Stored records
•••••
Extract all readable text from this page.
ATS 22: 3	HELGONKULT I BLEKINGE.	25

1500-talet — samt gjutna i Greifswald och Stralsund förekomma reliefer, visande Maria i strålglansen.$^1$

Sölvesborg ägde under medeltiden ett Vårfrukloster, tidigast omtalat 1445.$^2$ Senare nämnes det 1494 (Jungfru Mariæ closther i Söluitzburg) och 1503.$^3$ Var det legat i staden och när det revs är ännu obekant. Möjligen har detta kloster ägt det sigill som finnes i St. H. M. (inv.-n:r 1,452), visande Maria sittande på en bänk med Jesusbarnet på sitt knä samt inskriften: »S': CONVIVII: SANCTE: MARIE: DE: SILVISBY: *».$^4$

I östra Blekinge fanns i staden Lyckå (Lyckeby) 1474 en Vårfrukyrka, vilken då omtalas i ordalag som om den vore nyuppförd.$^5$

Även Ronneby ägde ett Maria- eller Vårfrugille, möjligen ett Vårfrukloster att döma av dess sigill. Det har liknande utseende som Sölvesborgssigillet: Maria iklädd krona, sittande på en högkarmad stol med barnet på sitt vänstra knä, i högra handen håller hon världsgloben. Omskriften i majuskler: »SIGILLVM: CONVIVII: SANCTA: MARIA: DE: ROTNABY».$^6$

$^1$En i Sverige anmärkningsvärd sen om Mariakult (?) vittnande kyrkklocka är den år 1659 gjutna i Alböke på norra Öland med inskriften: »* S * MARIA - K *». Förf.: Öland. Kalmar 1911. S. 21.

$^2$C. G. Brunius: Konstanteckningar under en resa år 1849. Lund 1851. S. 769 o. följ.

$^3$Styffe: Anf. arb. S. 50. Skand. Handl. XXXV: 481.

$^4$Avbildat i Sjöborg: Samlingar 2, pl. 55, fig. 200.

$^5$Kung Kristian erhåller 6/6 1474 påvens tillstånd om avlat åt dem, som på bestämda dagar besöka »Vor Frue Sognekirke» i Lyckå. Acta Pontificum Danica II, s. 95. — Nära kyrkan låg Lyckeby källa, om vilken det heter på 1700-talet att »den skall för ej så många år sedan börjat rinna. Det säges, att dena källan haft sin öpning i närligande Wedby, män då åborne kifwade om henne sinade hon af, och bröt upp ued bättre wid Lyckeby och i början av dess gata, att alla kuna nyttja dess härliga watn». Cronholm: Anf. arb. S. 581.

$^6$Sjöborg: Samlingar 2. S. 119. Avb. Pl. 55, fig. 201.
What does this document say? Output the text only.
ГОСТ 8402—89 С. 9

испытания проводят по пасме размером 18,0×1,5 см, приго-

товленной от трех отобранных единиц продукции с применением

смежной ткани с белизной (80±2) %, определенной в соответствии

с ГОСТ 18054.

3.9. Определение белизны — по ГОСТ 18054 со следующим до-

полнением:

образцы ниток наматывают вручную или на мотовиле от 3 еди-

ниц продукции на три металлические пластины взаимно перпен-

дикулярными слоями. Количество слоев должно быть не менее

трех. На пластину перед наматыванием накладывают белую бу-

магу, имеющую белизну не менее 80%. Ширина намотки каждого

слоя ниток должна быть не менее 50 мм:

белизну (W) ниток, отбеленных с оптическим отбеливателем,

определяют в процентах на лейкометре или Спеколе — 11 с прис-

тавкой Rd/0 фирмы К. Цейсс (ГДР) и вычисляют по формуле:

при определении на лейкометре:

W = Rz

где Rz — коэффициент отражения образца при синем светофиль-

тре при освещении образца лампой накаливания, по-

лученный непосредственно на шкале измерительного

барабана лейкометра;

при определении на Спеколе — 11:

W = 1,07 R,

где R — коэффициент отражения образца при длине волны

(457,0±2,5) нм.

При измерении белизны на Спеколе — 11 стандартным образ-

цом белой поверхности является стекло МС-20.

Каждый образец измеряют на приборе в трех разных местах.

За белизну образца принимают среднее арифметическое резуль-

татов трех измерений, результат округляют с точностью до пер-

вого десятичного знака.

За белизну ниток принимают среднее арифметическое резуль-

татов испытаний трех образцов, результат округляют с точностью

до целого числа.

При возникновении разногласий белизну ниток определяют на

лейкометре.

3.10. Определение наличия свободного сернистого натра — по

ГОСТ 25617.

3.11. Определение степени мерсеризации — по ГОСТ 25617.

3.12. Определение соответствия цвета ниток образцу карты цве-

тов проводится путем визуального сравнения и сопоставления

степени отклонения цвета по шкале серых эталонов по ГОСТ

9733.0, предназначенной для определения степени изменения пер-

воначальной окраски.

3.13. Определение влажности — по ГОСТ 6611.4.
•••••
— WHAT IS BEING ASKED —
All entries shown above should be printed again exactly.

— RESULT BELOW —
Extract all readable text from this page.
ATS 22: 3	HELGONKULT I BLEKINGE.	25

1500-talet — samt gjutna i Greifswald och Stralsund förekomma reliefer, visande Maria i strålglansen.$^1$

Sölvesborg ägde under medeltiden ett Vårfrukloster, tidigast omtalat 1445.$^2$ Senare nämnes det 1494 (Jungfru Mariæ closther i Söluitzburg) och 1503.$^3$ Var det legat i staden och när det revs är ännu obekant. Möjligen har detta kloster ägt det sigill som finnes i St. H. M. (inv.-n:r 1,452), visande Maria sittande på en bänk med Jesusbarnet på sitt knä samt inskriften: »S': CONVIVII: SANCTE: MARIE: DE: SILVISBY: *».$^4$

I östra Blekinge fanns i staden Lyckå (Lyckeby) 1474 en Vårfrukyrka, vilken då omtalas i ordalag som om den vore nyuppförd.$^5$

Även Ronneby ägde ett Maria- eller Vårfrugille, möjligen ett Vårfrukloster att döma av dess sigill. Det har liknande utseende som Sölvesborgssigillet: Maria iklädd krona, sittande på en högkarmad stol med barnet på sitt vänstra knä, i högra handen håller hon världsgloben. Omskriften i majuskler: »SIGILLVM: CONVIVII: SANCTA: MARIA: DE: ROTNABY».$^6$

$^1$En i Sverige anmärkningsvärd sen om Mariakult (?) vittnande kyrkklocka är den år 1659 gjutna i Alböke på norra Öland med inskriften: »* S * MARIA - K *». Förf.: Öland. Kalmar 1911. S. 21.

$^2$C. G. Brunius: Konstanteckningar under en resa år 1849. Lund 1851. S. 769 o. följ.

$^3$Styffe: Anf. arb. S. 50. Skand. Handl. XXXV: 481.

$^4$Avbildat i Sjöborg: Samlingar 2, pl. 55, fig. 200.

$^5$Kung Kristian erhåller 6/6 1474 påvens tillstånd om avlat åt dem, som på bestämda dagar besöka »Vor Frue Sognekirke» i Lyckå. Acta Pontificum Danica II, s. 95. — Nära kyrkan låg Lyckeby källa, om vilken det heter på 1700-talet att »den skall för ej så många år sedan börjat rinna. Det säges, att dena källan haft sin öpning i närligande Wedby, män då åborne kifwade om henne sinade hon af, och bröt upp ued bättre wid Lyckeby och i början av dess gata, att alla kuna nyttja dess härliga watn». Cronholm: Anf. arb. S. 581.

$^6$Sjöborg: Samlingar 2. S. 119. Avb. Pl. 55, fig. 201.
What does this document say? Output the text only.
ГОСТ 8402—89 С. 9

испытания проводят по пасме размером 18,0×1,5 см, приго-

товленной от трех отобранных единиц продукции с применением

смежной ткани с белизной (80±2) %, определенной в соответствии

с ГОСТ 18054.

3.9. Определение белизны — по ГОСТ 18054 со следующим до-

полнением:

образцы ниток наматывают вручную или на мотовиле от 3 еди-

ниц продукции на три металлические пластины взаимно перпен-

дикулярными слоями. Количество слоев должно быть не менее

трех. На пластину перед наматыванием накладывают белую бу-

магу, имеющую белизну не менее 80%. Ширина намотки каждого

слоя ниток должна быть не менее 50 мм:

белизну (W) ниток, отбеленных с оптическим отбеливателем,

определяют в процентах на лейкометре или Спеколе — 11 с прис-

тавкой Rd/0 фирмы К. Цейсс (ГДР) и вычисляют по формуле:

при определении на лейкометре:

W = Rz

где Rz — коэффициент отражения образца при синем светофиль-

тре при освещении образца лампой накаливания, по-

лученный непосредственно на шкале измерительного

барабана лейкометра;

при определении на Спеколе — 11:

W = 1,07 R,

где R — коэффициент отражения образца при длине волны

(457,0±2,5) нм.

При измерении белизны на Спеколе — 11 стандартным образ-

цом белой поверхности является стекло МС-20.

Каждый образец измеряют на приборе в трех разных местах.

За белизну образца принимают среднее арифметическое резуль-

татов трех измерений, результат округляют с точностью до пер-

вого десятичного знака.

За белизну ниток принимают среднее арифметическое резуль-

татов испытаний трех образцов, результат округляют с точностью

до целого числа.

При возникновении разногласий белизну ниток определяют на

лейкометре.

3.10. Определение наличия свободного сернистого натра — по

ГОСТ 25617.

3.11. Определение степени мерсеризации — по ГОСТ 25617.

3.12. Определение соответствия цвета ниток образцу карты цве-

тов проводится путем визуального сравнения и сопоставления

степени отклонения цвета по шкале серых эталонов по ГОСТ

9733.0, предназначенной для определения степени изменения пер-

воначальной окраски.

3.13. Определение влажности — по ГОСТ 6611.4.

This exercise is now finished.